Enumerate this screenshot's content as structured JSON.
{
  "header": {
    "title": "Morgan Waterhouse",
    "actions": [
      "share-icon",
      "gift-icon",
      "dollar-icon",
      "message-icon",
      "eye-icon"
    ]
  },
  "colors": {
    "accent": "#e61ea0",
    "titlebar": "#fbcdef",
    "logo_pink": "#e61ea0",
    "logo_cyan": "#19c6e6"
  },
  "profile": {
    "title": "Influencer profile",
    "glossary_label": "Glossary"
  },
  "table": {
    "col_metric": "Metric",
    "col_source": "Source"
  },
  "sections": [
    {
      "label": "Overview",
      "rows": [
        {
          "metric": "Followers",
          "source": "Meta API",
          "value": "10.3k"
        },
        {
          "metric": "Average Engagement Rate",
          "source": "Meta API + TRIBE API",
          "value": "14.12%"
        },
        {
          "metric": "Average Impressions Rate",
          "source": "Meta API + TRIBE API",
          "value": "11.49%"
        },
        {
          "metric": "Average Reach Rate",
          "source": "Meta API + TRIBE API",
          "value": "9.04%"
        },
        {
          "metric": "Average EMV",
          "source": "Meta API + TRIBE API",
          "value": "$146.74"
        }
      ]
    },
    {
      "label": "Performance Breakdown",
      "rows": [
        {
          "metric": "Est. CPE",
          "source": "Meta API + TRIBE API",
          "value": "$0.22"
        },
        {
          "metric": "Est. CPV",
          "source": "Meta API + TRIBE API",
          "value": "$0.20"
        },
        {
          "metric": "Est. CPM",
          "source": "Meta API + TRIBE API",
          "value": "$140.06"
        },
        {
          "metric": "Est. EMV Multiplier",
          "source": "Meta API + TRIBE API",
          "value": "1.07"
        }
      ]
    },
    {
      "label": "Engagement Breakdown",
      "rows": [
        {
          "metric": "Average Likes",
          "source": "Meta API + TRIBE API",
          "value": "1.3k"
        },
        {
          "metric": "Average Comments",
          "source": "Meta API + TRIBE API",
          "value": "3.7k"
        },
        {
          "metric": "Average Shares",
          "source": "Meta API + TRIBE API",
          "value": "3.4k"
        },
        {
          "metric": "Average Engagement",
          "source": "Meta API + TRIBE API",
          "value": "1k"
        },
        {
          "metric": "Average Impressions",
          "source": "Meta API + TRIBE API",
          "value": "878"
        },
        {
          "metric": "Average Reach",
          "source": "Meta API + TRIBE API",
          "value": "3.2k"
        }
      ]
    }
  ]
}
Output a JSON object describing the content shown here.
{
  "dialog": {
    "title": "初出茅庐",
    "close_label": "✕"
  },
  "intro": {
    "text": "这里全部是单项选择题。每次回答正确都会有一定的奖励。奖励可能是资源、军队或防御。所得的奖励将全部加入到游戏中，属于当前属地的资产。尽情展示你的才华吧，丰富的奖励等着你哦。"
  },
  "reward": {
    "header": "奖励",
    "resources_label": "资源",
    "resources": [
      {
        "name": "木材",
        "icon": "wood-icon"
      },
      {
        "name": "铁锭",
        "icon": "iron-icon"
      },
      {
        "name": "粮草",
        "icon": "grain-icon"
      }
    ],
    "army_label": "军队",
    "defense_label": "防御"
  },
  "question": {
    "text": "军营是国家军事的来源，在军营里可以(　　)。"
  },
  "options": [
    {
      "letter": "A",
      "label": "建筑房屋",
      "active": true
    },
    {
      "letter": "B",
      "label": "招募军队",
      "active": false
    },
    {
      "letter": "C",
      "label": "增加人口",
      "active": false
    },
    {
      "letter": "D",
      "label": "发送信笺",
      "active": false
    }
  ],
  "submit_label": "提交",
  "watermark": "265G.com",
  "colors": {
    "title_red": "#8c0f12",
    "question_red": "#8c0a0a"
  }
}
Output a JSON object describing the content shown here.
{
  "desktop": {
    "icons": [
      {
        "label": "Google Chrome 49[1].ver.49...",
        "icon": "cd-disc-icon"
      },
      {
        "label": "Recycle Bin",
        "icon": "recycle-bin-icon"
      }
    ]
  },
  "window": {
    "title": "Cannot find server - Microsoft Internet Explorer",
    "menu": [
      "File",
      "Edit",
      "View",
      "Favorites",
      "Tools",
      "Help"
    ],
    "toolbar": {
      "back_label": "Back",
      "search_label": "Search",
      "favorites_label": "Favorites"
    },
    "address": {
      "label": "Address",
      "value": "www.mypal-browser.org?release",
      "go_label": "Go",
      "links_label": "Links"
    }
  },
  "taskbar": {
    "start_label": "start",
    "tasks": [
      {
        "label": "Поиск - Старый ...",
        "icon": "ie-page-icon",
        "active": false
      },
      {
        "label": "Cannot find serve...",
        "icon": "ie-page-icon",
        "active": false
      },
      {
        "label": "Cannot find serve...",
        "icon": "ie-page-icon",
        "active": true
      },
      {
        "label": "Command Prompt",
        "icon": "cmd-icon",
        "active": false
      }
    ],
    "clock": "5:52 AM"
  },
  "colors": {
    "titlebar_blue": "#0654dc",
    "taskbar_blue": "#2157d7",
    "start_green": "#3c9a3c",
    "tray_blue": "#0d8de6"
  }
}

▶ Work instructions:
Print the whole listing again, exactly.

▶ Solution to the problem:
Enumerate this screenshot's content as structured JSON.
{
  "header": {
    "title": "Morgan Waterhouse",
    "actions": [
      "share-icon",
      "gift-icon",
      "dollar-icon",
      "message-icon",
      "eye-icon"
    ]
  },
  "colors": {
    "accent": "#e61ea0",
    "titlebar": "#fbcdef",
    "logo_pink": "#e61ea0",
    "logo_cyan": "#19c6e6"
  },
  "profile": {
    "title": "Influencer profile",
    "glossary_label": "Glossary"
  },
  "table": {
    "col_metric": "Metric",
    "col_source": "Source"
  },
  "sections": [
    {
      "label": "Overview",
      "rows": [
        {
          "metric": "Followers",
          "source": "Meta API",
          "value": "10.3k"
        },
        {
          "metric": "Average Engagement Rate",
          "source": "Meta API + TRIBE API",
          "value": "14.12%"
        },
        {
          "metric": "Average Impressions Rate",
          "source": "Meta API + TRIBE API",
          "value": "11.49%"
        },
        {
          "metric": "Average Reach Rate",
          "source": "Meta API + TRIBE API",
          "value": "9.04%"
        },
        {
          "metric": "Average EMV",
          "source": "Meta API + TRIBE API",
          "value": "$146.74"
        }
      ]
    },
    {
      "label": "Performance Breakdown",
      "rows": [
        {
          "metric": "Est. CPE",
          "source": "Meta API + TRIBE API",
          "value": "$0.22"
        },
        {
          "metric": "Est. CPV",
          "source": "Meta API + TRIBE API",
          "value": "$0.20"
        },
        {
          "metric": "Est. CPM",
          "source": "Meta API + TRIBE API",
          "value": "$140.06"
        },
        {
          "metric": "Est. EMV Multiplier",
          "source": "Meta API + TRIBE API",
          "value": "1.07"
        }
      ]
    },
    {
      "label": "Engagement Breakdown",
      "rows": [
        {
          "metric": "Average Likes",
          "source": "Meta API + TRIBE API",
          "value": "1.3k"
        },
        {
          "metric": "Average Comments",
          "source": "Meta API + TRIBE API",
          "value": "3.7k"
        },
        {
          "metric": "Average Shares",
          "source": "Meta API + TRIBE API",
          "value": "3.4k"
        },
        {
          "metric": "Average Engagement",
          "source": "Meta API + TRIBE API",
          "value": "1k"
        },
        {
          "metric": "Average Impressions",
          "source": "Meta API + TRIBE API",
          "value": "878"
        },
        {
          "metric": "Average Reach",
          "source": "Meta API + TRIBE API",
          "value": "3.2k"
        }
      ]
    }
  ]
}
Output a JSON object describing the content shown here.
{
  "dialog": {
    "title": "初出茅庐",
    "close_label": "✕"
  },
  "intro": {
    "text": "这里全部是单项选择题。每次回答正确都会有一定的奖励。奖励可能是资源、军队或防御。所得的奖励将全部加入到游戏中，属于当前属地的资产。尽情展示你的才华吧，丰富的奖励等着你哦。"
  },
  "reward": {
    "header": "奖励",
    "resources_label": "资源",
    "resources": [
      {
        "name": "木材",
        "icon": "wood-icon"
      },
      {
        "name": "铁锭",
        "icon": "iron-icon"
      },
      {
        "name": "粮草",
        "icon": "grain-icon"
      }
    ],
    "army_label": "军队",
    "defense_label": "防御"
  },
  "question": {
    "text": "军营是国家军事的来源，在军营里可以(　　)。"
  },
  "options": [
    {
      "letter": "A",
      "label": "建筑房屋",
      "active": true
    },
    {
      "letter": "B",
      "label": "招募军队",
      "active": false
    },
    {
      "letter": "C",
      "label": "增加人口",
      "active": false
    },
    {
      "letter": "D",
      "label": "发送信笺",
      "active": false
    }
  ],
  "submit_label": "提交",
  "watermark": "265G.com",
  "colors": {
    "title_red": "#8c0f12",
    "question_red": "#8c0a0a"
  }
}
Output a JSON object describing the content shown here.
{
  "desktop": {
    "icons": [
      {
        "label": "Google Chrome 49[1].ver.49...",
        "icon": "cd-disc-icon"
      },
      {
        "label": "Recycle Bin",
        "icon": "recycle-bin-icon"
      }
    ]
  },
  "window": {
    "title": "Cannot find server - Microsoft Internet Explorer",
    "menu": [
      "File",
      "Edit",
      "View",
      "Favorites",
      "Tools",
      "Help"
    ],
    "toolbar": {
      "back_label": "Back",
      "search_label": "Search",
      "favorites_label": "Favorites"
    },
    "address": {
      "label": "Address",
      "value": "www.mypal-browser.org?release",
      "go_label": "Go",
      "links_label": "Links"
    }
  },
  "taskbar": {
    "start_label": "start",
    "tasks": [
      {
        "label": "Поиск - Старый ...",
        "icon": "ie-page-icon",
        "active": false
      },
      {
        "label": "Cannot find serve...",
        "icon": "ie-page-icon",
        "active": false
      },
      {
        "label": "Cannot find serve...",
        "icon": "ie-page-icon",
        "active": true
      },
      {
        "label": "Command Prompt",
        "icon": "cmd-icon",
        "active": false
      }
    ],
    "clock": "5:52 AM"
  },
  "colors": {
    "titlebar_blue": "#0654dc",
    "taskbar_blue": "#2157d7",
    "start_green": "#3c9a3c",
    "tray_blue": "#0d8de6"
  }
}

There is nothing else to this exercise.